Send back all the data below, exactly as given.

<<<<

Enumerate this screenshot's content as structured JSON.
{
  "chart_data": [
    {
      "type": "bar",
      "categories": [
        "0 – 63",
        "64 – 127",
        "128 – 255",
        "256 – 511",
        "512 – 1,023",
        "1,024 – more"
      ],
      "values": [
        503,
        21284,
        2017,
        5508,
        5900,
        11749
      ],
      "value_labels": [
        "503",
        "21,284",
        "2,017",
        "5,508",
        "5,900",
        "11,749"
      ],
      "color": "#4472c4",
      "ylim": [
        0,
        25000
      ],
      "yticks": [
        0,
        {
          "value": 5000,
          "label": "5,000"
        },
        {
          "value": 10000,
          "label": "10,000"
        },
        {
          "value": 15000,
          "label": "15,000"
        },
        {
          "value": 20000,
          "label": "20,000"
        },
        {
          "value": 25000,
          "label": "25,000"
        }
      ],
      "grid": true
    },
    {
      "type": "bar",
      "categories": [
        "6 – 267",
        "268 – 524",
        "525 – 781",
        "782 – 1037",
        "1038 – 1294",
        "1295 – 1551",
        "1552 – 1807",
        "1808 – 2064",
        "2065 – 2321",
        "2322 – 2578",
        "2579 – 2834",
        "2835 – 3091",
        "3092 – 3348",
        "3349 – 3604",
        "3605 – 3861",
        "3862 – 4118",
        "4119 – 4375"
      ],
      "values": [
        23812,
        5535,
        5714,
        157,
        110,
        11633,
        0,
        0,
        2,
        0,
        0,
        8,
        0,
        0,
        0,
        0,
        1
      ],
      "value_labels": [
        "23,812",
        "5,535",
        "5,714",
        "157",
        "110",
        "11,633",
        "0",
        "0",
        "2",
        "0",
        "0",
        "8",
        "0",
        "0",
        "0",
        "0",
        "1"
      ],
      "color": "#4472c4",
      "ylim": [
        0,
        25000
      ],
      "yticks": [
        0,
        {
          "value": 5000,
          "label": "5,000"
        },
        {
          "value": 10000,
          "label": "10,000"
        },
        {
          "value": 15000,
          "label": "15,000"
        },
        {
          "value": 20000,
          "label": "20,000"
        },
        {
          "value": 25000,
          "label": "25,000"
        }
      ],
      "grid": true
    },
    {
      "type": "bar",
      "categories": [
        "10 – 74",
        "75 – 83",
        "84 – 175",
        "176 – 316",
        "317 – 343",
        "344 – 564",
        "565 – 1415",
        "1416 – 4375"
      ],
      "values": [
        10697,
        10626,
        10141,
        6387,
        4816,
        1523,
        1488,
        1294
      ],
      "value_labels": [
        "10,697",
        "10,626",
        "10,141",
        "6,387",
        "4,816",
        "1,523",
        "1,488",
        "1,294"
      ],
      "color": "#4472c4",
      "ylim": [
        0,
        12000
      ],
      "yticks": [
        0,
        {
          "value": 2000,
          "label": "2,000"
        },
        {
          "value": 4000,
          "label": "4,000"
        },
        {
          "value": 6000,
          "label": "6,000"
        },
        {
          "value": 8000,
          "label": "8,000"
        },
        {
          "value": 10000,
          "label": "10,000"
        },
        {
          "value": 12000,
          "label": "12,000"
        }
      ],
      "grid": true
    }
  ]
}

>>>>

§ Result for this task
Enumerate this screenshot's content as structured JSON.
{
  "chart_data": [
    {
      "type": "bar",
      "categories": [
        "0 – 63",
        "64 – 127",
        "128 – 255",
        "256 – 511",
        "512 – 1,023",
        "1,024 – more"
      ],
      "values": [
        503,
        21284,
        2017,
        5508,
        5900,
        11749
      ],
      "value_labels": [
        "503",
        "21,284",
        "2,017",
        "5,508",
        "5,900",
        "11,749"
      ],
      "color": "#4472c4",
      "ylim": [
        0,
        25000
      ],
      "yticks": [
        0,
        {
          "value": 5000,
          "label": "5,000"
        },
        {
          "value": 10000,
          "label": "10,000"
        },
        {
          "value": 15000,
          "label": "15,000"
        },
        {
          "value": 20000,
          "label": "20,000"
        },
        {
          "value": 25000,
          "label": "25,000"
        }
      ],
      "grid": true
    },
    {
      "type": "bar",
      "categories": [
        "6 – 267",
        "268 – 524",
        "525 – 781",
        "782 – 1037",
        "1038 – 1294",
        "1295 – 1551",
        "1552 – 1807",
        "1808 – 2064",
        "2065 – 2321",
        "2322 – 2578",
        "2579 – 2834",
        "2835 – 3091",
        "3092 – 3348",
        "3349 – 3604",
        "3605 – 3861",
        "3862 – 4118",
        "4119 – 4375"
      ],
      "values": [
        23812,
        5535,
        5714,
        157,
        110,
        11633,
        0,
        0,
        2,
        0,
        0,
        8,
        0,
        0,
        0,
        0,
        1
      ],
      "value_labels": [
        "23,812",
        "5,535",
        "5,714",
        "157",
        "110",
        "11,633",
        "0",
        "0",
        "2",
        "0",
        "0",
        "8",
        "0",
        "0",
        "0",
        "0",
        "1"
      ],
      "color": "#4472c4",
      "ylim": [
        0,
        25000
      ],
      "yticks": [
        0,
        {
          "value": 5000,
          "label": "5,000"
        },
        {
          "value": 10000,
          "label": "10,000"
        },
        {
          "value": 15000,
          "label": "15,000"
        },
        {
          "value": 20000,
          "label": "20,000"
        },
        {
          "value": 25000,
          "label": "25,000"
        }
      ],
      "grid": true
    },
    {
      "type": "bar",
      "categories": [
        "10 – 74",
        "75 – 83",
        "84 – 175",
        "176 – 316",
        "317 – 343",
        "344 – 564",
        "565 – 1415",
        "1416 – 4375"
      ],
      "values": [
        10697,
        10626,
        10141,
        6387,
        4816,
        1523,
        1488,
        1294
      ],
      "value_labels": [
        "10,697",
        "10,626",
        "10,141",
        "6,387",
        "4,816",
        "1,523",
        "1,488",
        "1,294"
      ],
      "color": "#4472c4",
      "ylim": [
        0,
        12000
      ],
      "yticks": [
        0,
        {
          "value": 2000,
          "label": "2,000"
        },
        {
          "value": 4000,
          "label": "4,000"
        },
        {
          "value": 6000,
          "label": "6,000"
        },
        {
          "value": 8000,
          "label": "8,000"
        },
        {
          "value": 10000,
          "label": "10,000"
        },
        {
          "value": 12000,
          "label": "12,000"
        }
      ],
      "grid": true
    }
  ]
}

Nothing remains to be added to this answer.